**Your task:** Reproduce the listing verbatim.

--- Begin ---

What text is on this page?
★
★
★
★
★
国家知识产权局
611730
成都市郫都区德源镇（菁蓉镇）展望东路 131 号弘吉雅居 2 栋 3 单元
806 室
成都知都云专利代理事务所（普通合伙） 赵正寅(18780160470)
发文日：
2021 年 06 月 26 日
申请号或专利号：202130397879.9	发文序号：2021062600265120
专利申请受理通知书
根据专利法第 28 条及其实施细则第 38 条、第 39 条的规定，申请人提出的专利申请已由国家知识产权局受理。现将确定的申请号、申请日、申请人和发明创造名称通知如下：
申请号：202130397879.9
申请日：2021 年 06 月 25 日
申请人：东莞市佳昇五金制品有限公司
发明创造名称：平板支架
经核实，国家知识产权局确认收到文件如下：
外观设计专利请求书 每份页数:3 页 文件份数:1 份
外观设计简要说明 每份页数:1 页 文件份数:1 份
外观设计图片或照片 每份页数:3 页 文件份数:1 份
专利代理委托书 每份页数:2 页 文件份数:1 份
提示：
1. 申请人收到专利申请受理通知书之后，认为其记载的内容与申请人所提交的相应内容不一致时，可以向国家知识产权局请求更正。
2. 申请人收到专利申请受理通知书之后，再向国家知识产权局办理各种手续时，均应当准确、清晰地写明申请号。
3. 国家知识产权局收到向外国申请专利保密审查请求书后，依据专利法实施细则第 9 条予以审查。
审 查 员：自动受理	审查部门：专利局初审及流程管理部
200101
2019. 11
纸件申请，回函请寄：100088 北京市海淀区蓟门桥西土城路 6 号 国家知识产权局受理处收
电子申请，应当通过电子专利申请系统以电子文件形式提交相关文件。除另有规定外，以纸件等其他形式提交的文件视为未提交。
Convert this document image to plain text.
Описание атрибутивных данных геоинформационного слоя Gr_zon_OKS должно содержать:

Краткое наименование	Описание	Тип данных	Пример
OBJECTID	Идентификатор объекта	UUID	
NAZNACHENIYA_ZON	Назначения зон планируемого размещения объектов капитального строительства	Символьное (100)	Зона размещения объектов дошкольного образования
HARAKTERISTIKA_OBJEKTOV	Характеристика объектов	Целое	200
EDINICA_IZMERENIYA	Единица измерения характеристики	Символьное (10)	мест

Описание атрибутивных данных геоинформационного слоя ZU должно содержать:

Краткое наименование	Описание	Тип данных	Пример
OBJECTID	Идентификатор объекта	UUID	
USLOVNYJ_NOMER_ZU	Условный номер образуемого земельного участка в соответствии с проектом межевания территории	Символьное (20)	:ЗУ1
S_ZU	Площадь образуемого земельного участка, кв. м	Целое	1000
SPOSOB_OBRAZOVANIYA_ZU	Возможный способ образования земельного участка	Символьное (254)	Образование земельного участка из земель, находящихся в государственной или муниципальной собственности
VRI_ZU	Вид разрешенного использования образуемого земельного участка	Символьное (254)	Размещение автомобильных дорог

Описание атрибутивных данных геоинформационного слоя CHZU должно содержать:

--- End ---

**Result:**
What text is on this page?
★
★
★
★
★
国家知识产权局
611730
成都市郫都区德源镇（菁蓉镇）展望东路 131 号弘吉雅居 2 栋 3 单元
806 室
成都知都云专利代理事务所（普通合伙） 赵正寅(18780160470)
发文日：
2021 年 06 月 26 日
申请号或专利号：202130397879.9	发文序号：2021062600265120
专利申请受理通知书
根据专利法第 28 条及其实施细则第 38 条、第 39 条的规定，申请人提出的专利申请已由国家知识产权局受理。现将确定的申请号、申请日、申请人和发明创造名称通知如下：
申请号：202130397879.9
申请日：2021 年 06 月 25 日
申请人：东莞市佳昇五金制品有限公司
发明创造名称：平板支架
经核实，国家知识产权局确认收到文件如下：
外观设计专利请求书 每份页数:3 页 文件份数:1 份
外观设计简要说明 每份页数:1 页 文件份数:1 份
外观设计图片或照片 每份页数:3 页 文件份数:1 份
专利代理委托书 每份页数:2 页 文件份数:1 份
提示：
1. 申请人收到专利申请受理通知书之后，认为其记载的内容与申请人所提交的相应内容不一致时，可以向国家知识产权局请求更正。
2. 申请人收到专利申请受理通知书之后，再向国家知识产权局办理各种手续时，均应当准确、清晰地写明申请号。
3. 国家知识产权局收到向外国申请专利保密审查请求书后，依据专利法实施细则第 9 条予以审查。
审 查 员：自动受理	审查部门：专利局初审及流程管理部
200101
2019. 11
纸件申请，回函请寄：100088 北京市海淀区蓟门桥西土城路 6 号 国家知识产权局受理处收
电子申请，应当通过电子专利申请系统以电子文件形式提交相关文件。除另有规定外，以纸件等其他形式提交的文件视为未提交。
Convert this document image to plain text.
Описание атрибутивных данных геоинформационного слоя Gr_zon_OKS должно содержать:

Краткое наименование	Описание	Тип данных	Пример
OBJECTID	Идентификатор объекта	UUID	
NAZNACHENIYA_ZON	Назначения зон планируемого размещения объектов капитального строительства	Символьное (100)	Зона размещения объектов дошкольного образования
HARAKTERISTIKA_OBJEKTOV	Характеристика объектов	Целое	200
EDINICA_IZMERENIYA	Единица измерения характеристики	Символьное (10)	мест

Описание атрибутивных данных геоинформационного слоя ZU должно содержать:

Краткое наименование	Описание	Тип данных	Пример
OBJECTID	Идентификатор объекта	UUID	
USLOVNYJ_NOMER_ZU	Условный номер образуемого земельного участка в соответствии с проектом межевания территории	Символьное (20)	:ЗУ1
S_ZU	Площадь образуемого земельного участка, кв. м	Целое	1000
SPOSOB_OBRAZOVANIYA_ZU	Возможный способ образования земельного участка	Символьное (254)	Образование земельного участка из земель, находящихся в государственной или муниципальной собственности
VRI_ZU	Вид разрешенного использования образуемого земельного участка	Символьное (254)	Размещение автомобильных дорог

Описание атрибутивных данных геоинформационного слоя CHZU должно содержать:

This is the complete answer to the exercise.